# Data listing
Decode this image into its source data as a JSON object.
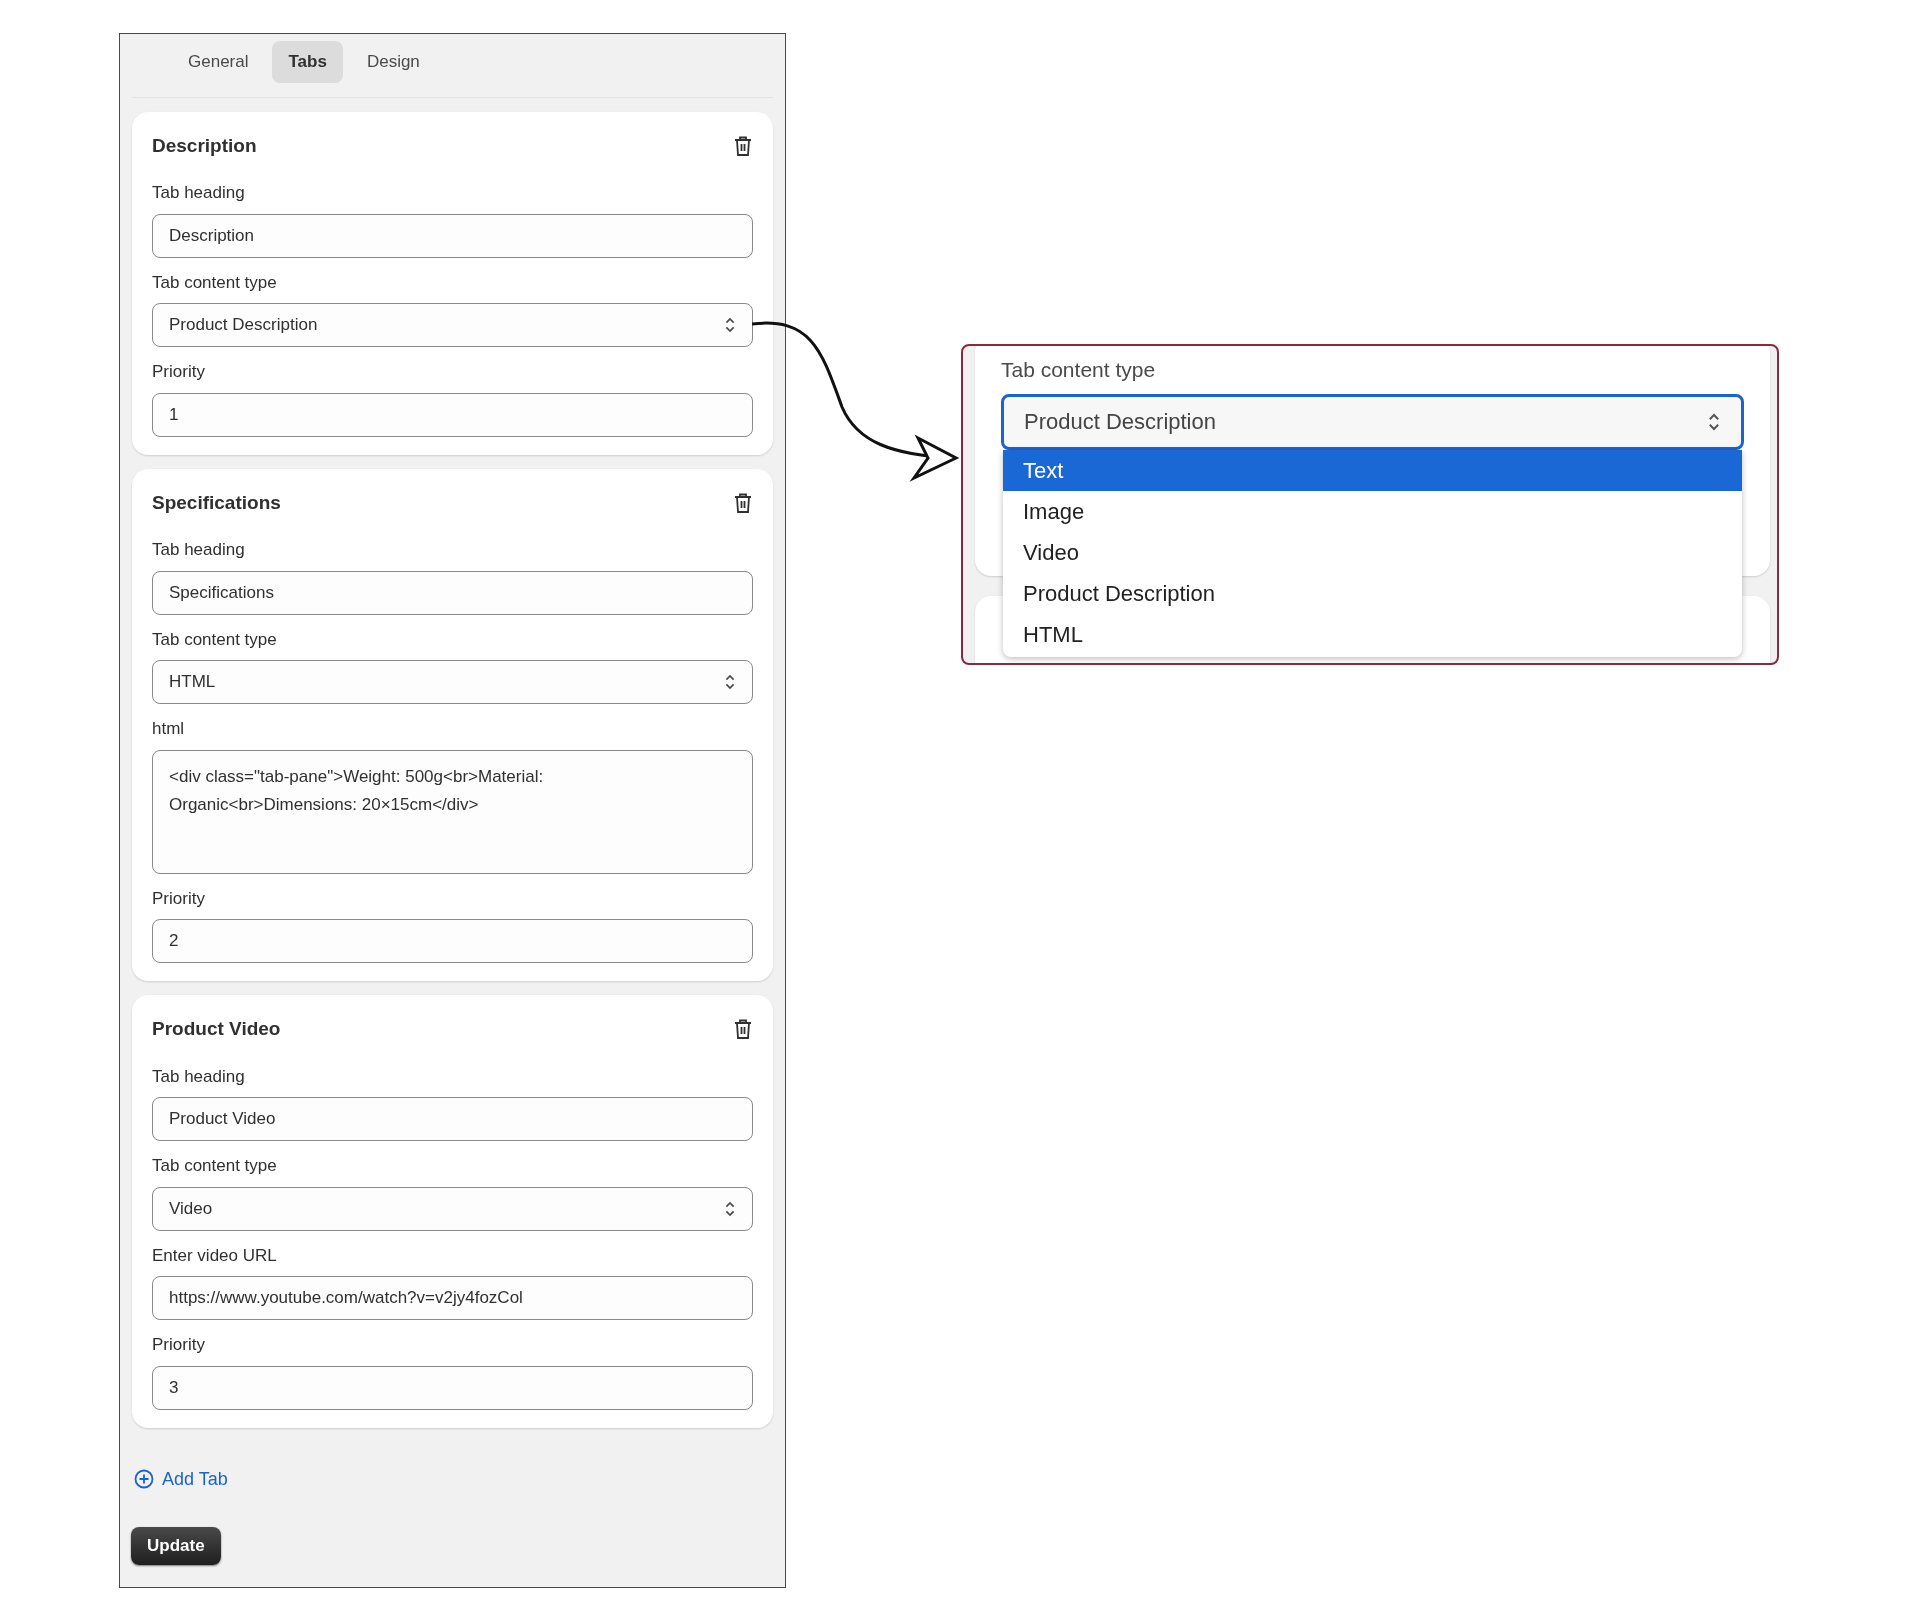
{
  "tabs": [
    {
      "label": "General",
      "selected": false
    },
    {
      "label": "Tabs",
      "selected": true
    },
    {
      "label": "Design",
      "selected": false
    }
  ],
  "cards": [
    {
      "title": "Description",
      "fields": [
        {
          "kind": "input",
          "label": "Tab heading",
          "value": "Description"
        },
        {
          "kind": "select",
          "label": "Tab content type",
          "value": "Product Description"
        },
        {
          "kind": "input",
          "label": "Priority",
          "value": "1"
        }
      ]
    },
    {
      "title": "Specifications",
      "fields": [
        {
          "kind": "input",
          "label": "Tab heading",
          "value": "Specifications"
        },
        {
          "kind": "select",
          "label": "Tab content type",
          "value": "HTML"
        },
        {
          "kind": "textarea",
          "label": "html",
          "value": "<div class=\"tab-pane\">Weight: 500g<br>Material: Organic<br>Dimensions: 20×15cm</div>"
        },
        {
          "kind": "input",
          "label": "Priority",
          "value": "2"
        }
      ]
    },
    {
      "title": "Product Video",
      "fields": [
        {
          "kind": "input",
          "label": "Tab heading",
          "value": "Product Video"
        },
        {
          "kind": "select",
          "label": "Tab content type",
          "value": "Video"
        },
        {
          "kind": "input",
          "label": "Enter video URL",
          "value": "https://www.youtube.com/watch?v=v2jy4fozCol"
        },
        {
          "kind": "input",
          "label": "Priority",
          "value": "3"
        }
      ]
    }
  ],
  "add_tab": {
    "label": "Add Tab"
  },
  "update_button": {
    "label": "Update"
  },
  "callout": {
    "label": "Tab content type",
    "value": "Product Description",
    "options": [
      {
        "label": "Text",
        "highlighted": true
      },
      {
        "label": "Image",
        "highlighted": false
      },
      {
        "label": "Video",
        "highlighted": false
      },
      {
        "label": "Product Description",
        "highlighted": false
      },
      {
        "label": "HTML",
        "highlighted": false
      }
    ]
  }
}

# Request
Leave out the pictures and repeat everything else in the records exactly.

# Result
Decode this image into its source data as a JSON object.
{
  "tabs": [
    {
      "label": "General",
      "selected": false
    },
    {
      "label": "Tabs",
      "selected": true
    },
    {
      "label": "Design",
      "selected": false
    }
  ],
  "cards": [
    {
      "title": "Description",
      "fields": [
        {
          "kind": "input",
          "label": "Tab heading",
          "value": "Description"
        },
        {
          "kind": "select",
          "label": "Tab content type",
          "value": "Product Description"
        },
        {
          "kind": "input",
          "label": "Priority",
          "value": "1"
        }
      ]
    },
    {
      "title": "Specifications",
      "fields": [
        {
          "kind": "input",
          "label": "Tab heading",
          "value": "Specifications"
        },
        {
          "kind": "select",
          "label": "Tab content type",
          "value": "HTML"
        },
        {
          "kind": "textarea",
          "label": "html",
          "value": "<div class=\"tab-pane\">Weight: 500g<br>Material: Organic<br>Dimensions: 20×15cm</div>"
        },
        {
          "kind": "input",
          "label": "Priority",
          "value": "2"
        }
      ]
    },
    {
      "title": "Product Video",
      "fields": [
        {
          "kind": "input",
          "label": "Tab heading",
          "value": "Product Video"
        },
        {
          "kind": "select",
          "label": "Tab content type",
          "value": "Video"
        },
        {
          "kind": "input",
          "label": "Enter video URL",
          "value": "https://www.youtube.com/watch?v=v2jy4fozCol"
        },
        {
          "kind": "input",
          "label": "Priority",
          "value": "3"
        }
      ]
    }
  ],
  "add_tab": {
    "label": "Add Tab"
  },
  "update_button": {
    "label": "Update"
  },
  "callout": {
    "label": "Tab content type",
    "value": "Product Description",
    "options": [
      {
        "label": "Text",
        "highlighted": true
      },
      {
        "label": "Image",
        "highlighted": false
      },
      {
        "label": "Video",
        "highlighted": false
      },
      {
        "label": "Product Description",
        "highlighted": false
      },
      {
        "label": "HTML",
        "highlighted": false
      }
    ]
  }
}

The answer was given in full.